_JOB A:_
In the account of nuns' amusements on the Feast of Innocents, in what year did the Archbishop note that the frivolities at Montivilliers had been utterly given up?
_JOB B:_
Translate this sentence from the account of nuns' feast-day amusements into French: "Montivilliers was a serious offender and the Archbishop’s note is learnedly technical over the different kinds of songs sung by the nuns:"
_JOB C:_
Carry on the account of the nuns' amusements on the Feast of Innocents from its last sentence.

Item we forbid you in future to indulge in your accustomed gaieties (ne ludibria exerceatis consueta) to wit, dressing yourselves up in secular clothes or leading dance-songs (choreas) among yourselves or with seculars[2058].
But the nuns clung to their rare amusements and in 1253 the Archbishop noted: “They sing ditties (cantilenas) on the Feast of Innocents”[2059]. At St Léger des Préaux in 1254 the diary has: “We forbade disorders (inordinaciones) on the Feast of Innocents”[2060] and at the Holy Trinity of Caen two years later: “The younger ones on the Feast of Innocents sing the scriptures with farsa; this we forbade”[2061]. Montivilliers was a serious offender and the Archbishop’s note is learnedly technical over the different kinds of songs sung by the nuns:
Item on the Feasts of St John, St Stephen and the Innocents they use excessive frivolity (nimia iocositate) and scurrilous songs, to wit, farces (farsis), canticles (conductis) and motets (motulis); we ordered that they should bear themselves more fittingly and with greater devotion[2062].
The order seems to have borne fruit, for in 1262 he noted: “The frivolities which used to take place on Innocents’ Day have been utterly given up, so they say”; and then, and again in 1265, he simply repeated the injunction that such things should cease[2063]. At St Amand in 1263 he ordered:
That the younger nuns are not to remain behind in the choir on the Feast of Innocents, as they have done in the past, singing the office and proses which belong to the day, the seniors having gone away and left the juniors there[2064].

_LISTED RECORDS:_
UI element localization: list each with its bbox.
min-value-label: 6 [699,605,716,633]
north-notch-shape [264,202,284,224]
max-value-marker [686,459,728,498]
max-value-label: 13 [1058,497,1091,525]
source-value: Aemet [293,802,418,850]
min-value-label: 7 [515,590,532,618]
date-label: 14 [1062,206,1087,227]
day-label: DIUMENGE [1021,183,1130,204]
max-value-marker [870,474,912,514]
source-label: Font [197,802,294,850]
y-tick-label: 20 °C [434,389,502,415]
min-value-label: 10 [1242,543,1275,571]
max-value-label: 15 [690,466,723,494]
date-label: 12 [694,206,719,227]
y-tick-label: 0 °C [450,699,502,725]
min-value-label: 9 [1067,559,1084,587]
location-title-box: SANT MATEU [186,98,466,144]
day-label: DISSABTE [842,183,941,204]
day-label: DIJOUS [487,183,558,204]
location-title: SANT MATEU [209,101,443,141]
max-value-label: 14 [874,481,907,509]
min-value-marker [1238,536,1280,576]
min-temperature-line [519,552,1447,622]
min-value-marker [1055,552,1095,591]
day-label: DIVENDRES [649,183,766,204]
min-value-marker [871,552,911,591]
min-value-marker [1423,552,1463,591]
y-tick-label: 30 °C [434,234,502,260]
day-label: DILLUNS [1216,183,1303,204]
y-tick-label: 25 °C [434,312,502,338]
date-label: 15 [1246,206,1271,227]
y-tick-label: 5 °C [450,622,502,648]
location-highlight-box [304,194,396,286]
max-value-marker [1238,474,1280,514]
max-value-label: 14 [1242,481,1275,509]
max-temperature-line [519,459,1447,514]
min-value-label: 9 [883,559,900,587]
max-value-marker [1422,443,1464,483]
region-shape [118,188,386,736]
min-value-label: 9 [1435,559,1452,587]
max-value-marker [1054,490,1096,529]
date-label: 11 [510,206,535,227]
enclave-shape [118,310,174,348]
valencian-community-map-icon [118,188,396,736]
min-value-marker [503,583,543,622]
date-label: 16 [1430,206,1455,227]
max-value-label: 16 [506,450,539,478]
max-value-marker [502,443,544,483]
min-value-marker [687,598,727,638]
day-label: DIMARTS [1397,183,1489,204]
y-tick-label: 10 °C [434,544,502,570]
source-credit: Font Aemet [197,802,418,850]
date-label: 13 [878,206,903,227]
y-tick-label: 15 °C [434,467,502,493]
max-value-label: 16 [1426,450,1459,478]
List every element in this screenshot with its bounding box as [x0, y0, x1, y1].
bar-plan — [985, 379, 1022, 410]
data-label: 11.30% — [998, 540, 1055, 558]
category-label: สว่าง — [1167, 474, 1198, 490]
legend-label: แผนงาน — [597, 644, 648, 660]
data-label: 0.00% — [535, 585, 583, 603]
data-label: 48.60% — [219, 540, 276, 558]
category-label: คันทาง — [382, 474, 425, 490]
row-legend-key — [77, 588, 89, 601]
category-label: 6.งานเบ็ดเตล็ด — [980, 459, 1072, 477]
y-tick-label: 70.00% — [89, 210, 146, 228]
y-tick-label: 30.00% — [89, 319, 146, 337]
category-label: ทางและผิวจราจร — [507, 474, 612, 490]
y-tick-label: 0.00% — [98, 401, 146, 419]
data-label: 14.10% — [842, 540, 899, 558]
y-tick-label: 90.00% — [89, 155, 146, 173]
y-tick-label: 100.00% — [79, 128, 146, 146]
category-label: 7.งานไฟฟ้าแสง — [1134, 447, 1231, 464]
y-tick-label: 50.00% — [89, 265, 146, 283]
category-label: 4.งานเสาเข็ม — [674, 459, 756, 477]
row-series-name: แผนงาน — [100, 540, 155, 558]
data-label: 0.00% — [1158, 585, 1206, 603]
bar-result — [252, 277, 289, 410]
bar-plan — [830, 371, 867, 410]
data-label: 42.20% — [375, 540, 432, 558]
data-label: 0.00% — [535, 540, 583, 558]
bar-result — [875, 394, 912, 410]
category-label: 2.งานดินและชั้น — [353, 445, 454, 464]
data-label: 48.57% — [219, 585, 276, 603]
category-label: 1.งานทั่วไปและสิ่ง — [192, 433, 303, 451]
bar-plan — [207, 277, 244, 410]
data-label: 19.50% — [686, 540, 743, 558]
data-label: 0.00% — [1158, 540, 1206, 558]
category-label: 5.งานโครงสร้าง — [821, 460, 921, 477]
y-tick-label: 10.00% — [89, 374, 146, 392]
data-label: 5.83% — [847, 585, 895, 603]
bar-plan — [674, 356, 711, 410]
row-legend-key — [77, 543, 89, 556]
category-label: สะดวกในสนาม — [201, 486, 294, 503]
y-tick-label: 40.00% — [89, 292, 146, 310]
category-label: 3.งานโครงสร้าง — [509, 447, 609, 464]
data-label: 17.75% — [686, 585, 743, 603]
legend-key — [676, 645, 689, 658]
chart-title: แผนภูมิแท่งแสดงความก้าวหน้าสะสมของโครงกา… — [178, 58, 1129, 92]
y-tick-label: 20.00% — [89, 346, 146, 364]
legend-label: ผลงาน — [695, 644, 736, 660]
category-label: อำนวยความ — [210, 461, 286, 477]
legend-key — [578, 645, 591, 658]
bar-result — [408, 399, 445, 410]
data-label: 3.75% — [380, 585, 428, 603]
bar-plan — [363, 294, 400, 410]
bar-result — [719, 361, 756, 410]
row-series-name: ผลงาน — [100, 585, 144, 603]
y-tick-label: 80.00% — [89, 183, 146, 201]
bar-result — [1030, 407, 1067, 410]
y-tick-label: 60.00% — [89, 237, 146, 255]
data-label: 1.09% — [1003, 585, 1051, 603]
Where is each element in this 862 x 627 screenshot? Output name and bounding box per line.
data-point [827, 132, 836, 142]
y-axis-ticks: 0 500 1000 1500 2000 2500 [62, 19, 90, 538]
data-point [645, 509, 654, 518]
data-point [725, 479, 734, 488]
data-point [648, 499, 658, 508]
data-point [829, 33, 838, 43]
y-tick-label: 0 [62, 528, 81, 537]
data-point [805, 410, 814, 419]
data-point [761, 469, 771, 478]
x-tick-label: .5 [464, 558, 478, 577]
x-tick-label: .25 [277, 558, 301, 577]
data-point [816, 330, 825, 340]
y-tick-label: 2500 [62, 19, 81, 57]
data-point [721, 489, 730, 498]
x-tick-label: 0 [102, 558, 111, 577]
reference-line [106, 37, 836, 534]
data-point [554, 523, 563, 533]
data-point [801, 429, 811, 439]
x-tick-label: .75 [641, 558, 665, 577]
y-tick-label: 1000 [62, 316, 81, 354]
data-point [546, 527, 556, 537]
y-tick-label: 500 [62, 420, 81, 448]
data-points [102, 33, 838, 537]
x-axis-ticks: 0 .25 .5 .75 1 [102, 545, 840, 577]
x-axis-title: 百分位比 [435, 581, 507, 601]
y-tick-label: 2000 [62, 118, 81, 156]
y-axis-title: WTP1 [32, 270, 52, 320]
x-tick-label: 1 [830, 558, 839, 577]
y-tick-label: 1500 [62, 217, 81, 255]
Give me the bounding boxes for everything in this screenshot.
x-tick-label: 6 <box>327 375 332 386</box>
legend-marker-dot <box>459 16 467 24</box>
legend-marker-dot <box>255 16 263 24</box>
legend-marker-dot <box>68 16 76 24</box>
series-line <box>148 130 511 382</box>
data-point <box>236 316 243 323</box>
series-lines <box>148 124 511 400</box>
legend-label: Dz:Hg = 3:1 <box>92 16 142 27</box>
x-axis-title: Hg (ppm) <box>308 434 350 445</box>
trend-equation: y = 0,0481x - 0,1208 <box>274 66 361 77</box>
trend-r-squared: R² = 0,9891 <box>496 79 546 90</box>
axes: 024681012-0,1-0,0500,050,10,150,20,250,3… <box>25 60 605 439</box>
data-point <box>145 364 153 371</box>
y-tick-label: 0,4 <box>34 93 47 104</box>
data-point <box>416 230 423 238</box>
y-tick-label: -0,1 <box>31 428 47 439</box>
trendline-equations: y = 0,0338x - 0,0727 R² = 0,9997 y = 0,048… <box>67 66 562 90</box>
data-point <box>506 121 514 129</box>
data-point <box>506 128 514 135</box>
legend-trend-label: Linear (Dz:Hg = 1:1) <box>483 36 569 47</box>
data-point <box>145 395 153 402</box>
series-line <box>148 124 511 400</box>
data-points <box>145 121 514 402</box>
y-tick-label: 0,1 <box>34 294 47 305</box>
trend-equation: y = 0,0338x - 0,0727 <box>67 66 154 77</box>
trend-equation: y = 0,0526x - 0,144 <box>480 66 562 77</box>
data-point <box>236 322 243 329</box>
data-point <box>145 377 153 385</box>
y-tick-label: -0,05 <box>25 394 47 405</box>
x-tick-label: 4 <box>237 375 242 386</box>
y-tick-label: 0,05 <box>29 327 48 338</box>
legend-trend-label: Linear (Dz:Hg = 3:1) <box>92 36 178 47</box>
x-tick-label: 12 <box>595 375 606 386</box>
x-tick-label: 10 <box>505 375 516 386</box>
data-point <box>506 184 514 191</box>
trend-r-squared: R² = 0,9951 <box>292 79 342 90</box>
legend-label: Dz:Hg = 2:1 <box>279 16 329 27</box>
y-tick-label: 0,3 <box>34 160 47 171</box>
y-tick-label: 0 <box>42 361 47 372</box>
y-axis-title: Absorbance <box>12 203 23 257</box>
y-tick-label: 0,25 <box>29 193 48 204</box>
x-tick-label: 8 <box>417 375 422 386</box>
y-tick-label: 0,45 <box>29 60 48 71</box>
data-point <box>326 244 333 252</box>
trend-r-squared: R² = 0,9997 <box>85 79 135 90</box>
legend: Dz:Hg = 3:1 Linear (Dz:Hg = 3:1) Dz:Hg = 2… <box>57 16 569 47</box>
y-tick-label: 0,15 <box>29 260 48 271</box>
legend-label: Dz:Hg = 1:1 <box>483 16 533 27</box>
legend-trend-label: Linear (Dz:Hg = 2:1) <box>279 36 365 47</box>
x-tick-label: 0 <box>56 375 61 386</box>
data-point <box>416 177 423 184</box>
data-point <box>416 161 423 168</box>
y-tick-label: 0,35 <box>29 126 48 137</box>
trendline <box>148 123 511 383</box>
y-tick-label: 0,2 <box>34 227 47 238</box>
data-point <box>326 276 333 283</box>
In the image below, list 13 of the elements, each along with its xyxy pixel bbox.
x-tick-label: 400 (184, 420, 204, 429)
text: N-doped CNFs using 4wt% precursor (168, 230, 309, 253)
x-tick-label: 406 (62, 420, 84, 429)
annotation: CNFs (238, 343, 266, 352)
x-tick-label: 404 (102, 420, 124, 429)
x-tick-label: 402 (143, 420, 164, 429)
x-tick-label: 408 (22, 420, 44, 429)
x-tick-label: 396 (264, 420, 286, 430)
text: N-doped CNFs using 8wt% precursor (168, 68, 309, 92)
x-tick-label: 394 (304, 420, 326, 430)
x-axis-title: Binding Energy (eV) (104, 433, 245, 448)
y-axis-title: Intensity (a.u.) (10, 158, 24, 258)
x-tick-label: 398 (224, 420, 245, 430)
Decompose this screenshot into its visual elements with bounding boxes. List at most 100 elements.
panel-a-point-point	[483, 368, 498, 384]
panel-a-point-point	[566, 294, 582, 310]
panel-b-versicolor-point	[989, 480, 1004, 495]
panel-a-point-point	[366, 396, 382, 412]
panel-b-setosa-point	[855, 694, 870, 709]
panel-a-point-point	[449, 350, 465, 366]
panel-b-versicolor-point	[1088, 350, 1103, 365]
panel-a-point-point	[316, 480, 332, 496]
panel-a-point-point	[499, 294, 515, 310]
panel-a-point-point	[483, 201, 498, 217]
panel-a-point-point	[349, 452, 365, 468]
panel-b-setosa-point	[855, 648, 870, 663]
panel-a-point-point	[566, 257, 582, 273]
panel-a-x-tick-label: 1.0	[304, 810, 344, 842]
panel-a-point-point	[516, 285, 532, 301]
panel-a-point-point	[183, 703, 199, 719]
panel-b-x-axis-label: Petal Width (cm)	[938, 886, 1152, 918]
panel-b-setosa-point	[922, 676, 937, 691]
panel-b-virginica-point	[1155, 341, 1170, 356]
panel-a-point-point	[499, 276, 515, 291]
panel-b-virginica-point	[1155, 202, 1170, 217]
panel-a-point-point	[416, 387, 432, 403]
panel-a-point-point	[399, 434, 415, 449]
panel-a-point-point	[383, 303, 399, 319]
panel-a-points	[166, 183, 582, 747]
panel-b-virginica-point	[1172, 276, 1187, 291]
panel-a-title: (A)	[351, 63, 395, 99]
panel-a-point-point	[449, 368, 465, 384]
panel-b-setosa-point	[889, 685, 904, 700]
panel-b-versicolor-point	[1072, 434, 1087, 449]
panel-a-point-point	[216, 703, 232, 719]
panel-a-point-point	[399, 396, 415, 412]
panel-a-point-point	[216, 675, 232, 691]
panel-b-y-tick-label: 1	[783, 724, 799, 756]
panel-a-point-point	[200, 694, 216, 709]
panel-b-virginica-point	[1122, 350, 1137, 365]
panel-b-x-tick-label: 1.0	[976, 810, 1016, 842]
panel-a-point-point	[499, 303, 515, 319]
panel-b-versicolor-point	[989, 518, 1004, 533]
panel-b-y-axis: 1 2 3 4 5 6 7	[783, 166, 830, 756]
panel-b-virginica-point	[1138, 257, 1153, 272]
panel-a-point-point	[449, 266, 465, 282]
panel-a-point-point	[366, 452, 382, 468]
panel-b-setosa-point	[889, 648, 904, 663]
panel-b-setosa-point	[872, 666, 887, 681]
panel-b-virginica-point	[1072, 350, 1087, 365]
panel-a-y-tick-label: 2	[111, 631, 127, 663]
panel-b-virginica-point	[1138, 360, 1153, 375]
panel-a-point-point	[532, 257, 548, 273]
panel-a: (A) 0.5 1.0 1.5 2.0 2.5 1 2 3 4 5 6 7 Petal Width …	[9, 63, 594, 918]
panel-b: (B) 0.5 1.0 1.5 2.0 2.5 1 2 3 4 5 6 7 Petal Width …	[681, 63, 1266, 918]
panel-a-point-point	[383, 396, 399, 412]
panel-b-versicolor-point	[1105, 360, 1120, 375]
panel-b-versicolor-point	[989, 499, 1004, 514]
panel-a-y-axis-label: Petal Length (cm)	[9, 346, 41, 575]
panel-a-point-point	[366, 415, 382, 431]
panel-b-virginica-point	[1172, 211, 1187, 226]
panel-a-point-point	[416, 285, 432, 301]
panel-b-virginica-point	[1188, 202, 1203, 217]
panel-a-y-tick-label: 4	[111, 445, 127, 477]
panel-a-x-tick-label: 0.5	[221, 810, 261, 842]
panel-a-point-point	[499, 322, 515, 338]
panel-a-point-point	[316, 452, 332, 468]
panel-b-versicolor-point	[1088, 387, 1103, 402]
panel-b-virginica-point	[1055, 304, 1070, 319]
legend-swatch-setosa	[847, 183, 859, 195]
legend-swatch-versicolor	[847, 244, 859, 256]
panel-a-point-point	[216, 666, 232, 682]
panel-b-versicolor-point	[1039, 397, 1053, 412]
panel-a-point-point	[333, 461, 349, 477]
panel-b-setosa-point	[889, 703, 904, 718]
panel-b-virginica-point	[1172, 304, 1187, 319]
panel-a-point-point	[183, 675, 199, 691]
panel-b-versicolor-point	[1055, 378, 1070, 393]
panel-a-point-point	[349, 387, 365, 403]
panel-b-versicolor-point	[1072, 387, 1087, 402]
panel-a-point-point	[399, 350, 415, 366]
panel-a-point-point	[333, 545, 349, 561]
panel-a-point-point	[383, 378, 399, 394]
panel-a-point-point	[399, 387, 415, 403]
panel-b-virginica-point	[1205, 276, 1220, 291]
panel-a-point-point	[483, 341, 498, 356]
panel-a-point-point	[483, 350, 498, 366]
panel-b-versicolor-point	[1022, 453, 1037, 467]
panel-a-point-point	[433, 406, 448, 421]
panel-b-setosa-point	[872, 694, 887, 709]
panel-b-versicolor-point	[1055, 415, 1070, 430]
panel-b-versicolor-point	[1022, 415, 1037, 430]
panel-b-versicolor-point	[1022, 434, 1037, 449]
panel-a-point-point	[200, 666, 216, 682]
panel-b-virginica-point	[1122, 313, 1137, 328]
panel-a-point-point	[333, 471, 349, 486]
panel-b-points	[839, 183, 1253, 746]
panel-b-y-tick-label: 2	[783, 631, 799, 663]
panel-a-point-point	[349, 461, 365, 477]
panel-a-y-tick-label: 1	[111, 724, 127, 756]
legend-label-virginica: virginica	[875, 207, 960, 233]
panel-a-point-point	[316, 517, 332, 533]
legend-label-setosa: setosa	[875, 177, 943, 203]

_EXERCISE OUTPUT A:_
1262

_EXERCISE OUTPUT B:_
Montivilliers était une grave contrevenante, et la note de l'archevêque est savamment technique au sujet des différentes sortes de chants chantés par les religieuses :

_EXERCISE OUTPUT C:_
But afterwards we hear no more of these sports among the nuns; so perhaps Rigaud succeeded in stamping them out. They were perhaps (if one may judge from the usual character of the Feast of Fools) more scurrilous and less innocently pretty than they sound; but it is difficult not to feel a little out of sympathy with the conscientious Archbishop[2065].
The keeping of pet animals here, as in England, was a common fault and one against which Rigaud’s animadversions were singularly unsuccessful. The nuns of St Sauveur d’Evreux had small dogs, squirrels and birds, “and we ordered such things to be removed; they do not profit the rule”[2066]; but we had to repeat our injunction in 1258 and again in 1269[2067]. At St Léger des Préaux they had two small dogs and three squirrels[2068], and at the Holy Trinity of Caen they kept larks and little birds in cages, which were to be removed[2069]; but the cage birds were still there six years later[2070]. The most amusing case was at Villarceaux in 1268, where for once one of the nuns gave the Archbishop a piece of her mind. “Eustachia, late prioress” (we shall hear of her again), “had a certain bird, which she kept to the annoyance and displeasure of some of the more elderly nuns” (did it disturb their slumbers?) “For the which reason we ordered her to remove it; and she thereupon bespake us with little discretion or reverence, which greatly displeased us”[2071]. One may forgive the archbishop for this lapse in his sense of humour; he had had trouble with Eustachia before; it was just like her to keep a bird that squawked in the dorter.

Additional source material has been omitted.